» **The task**
Reproduce all of the material word for word.

» **Entries shown**
◆ ◆ ◆ ◆
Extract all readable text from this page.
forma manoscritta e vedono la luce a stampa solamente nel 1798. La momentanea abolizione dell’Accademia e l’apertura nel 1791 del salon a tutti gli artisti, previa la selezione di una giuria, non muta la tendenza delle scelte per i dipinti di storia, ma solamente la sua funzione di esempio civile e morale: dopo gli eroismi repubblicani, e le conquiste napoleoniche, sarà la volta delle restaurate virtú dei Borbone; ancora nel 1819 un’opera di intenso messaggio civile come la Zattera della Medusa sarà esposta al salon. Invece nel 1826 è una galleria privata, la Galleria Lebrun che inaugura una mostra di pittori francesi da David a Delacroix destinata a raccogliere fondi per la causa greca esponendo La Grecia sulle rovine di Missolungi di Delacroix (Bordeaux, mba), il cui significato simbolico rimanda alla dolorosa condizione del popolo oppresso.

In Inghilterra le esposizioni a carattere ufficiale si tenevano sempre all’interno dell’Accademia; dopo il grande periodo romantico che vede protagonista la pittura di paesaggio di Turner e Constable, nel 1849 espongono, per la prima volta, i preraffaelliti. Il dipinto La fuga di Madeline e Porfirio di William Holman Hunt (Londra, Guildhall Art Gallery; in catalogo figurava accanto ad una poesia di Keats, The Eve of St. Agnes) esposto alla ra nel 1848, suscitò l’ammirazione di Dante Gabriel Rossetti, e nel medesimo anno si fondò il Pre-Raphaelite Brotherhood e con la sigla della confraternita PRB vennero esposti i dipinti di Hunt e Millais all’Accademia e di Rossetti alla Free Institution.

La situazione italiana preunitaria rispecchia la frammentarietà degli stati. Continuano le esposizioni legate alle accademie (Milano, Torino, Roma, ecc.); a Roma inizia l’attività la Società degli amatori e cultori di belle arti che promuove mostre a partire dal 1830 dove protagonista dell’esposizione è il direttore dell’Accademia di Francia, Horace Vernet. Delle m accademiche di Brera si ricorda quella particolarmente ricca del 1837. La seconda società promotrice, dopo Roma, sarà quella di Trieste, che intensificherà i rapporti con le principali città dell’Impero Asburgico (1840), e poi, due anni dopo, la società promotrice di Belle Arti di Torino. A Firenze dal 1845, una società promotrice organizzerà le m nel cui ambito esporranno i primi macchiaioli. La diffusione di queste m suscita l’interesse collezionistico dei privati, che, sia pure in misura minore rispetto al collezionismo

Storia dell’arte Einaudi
◆ ◆ ◆ ◆
» **Result below**
Extract all readable text from this page.
forma manoscritta e vedono la luce a stampa solamente nel 1798. La momentanea abolizione dell’Accademia e l’apertura nel 1791 del salon a tutti gli artisti, previa la selezione di una giuria, non muta la tendenza delle scelte per i dipinti di storia, ma solamente la sua funzione di esempio civile e morale: dopo gli eroismi repubblicani, e le conquiste napoleoniche, sarà la volta delle restaurate virtú dei Borbone; ancora nel 1819 un’opera di intenso messaggio civile come la Zattera della Medusa sarà esposta al salon. Invece nel 1826 è una galleria privata, la Galleria Lebrun che inaugura una mostra di pittori francesi da David a Delacroix destinata a raccogliere fondi per la causa greca esponendo La Grecia sulle rovine di Missolungi di Delacroix (Bordeaux, mba), il cui significato simbolico rimanda alla dolorosa condizione del popolo oppresso.

In Inghilterra le esposizioni a carattere ufficiale si tenevano sempre all’interno dell’Accademia; dopo il grande periodo romantico che vede protagonista la pittura di paesaggio di Turner e Constable, nel 1849 espongono, per la prima volta, i preraffaelliti. Il dipinto La fuga di Madeline e Porfirio di William Holman Hunt (Londra, Guildhall Art Gallery; in catalogo figurava accanto ad una poesia di Keats, The Eve of St. Agnes) esposto alla ra nel 1848, suscitò l’ammirazione di Dante Gabriel Rossetti, e nel medesimo anno si fondò il Pre-Raphaelite Brotherhood e con la sigla della confraternita PRB vennero esposti i dipinti di Hunt e Millais all’Accademia e di Rossetti alla Free Institution.

La situazione italiana preunitaria rispecchia la frammentarietà degli stati. Continuano le esposizioni legate alle accademie (Milano, Torino, Roma, ecc.); a Roma inizia l’attività la Società degli amatori e cultori di belle arti che promuove mostre a partire dal 1830 dove protagonista dell’esposizione è il direttore dell’Accademia di Francia, Horace Vernet. Delle m accademiche di Brera si ricorda quella particolarmente ricca del 1837. La seconda società promotrice, dopo Roma, sarà quella di Trieste, che intensificherà i rapporti con le principali città dell’Impero Asburgico (1840), e poi, due anni dopo, la società promotrice di Belle Arti di Torino. A Firenze dal 1845, una società promotrice organizzerà le m nel cui ambito esporranno i primi macchiaioli. La diffusione di queste m suscita l’interesse collezionistico dei privati, che, sia pure in misura minore rispetto al collezionismo

Storia dell’arte Einaudi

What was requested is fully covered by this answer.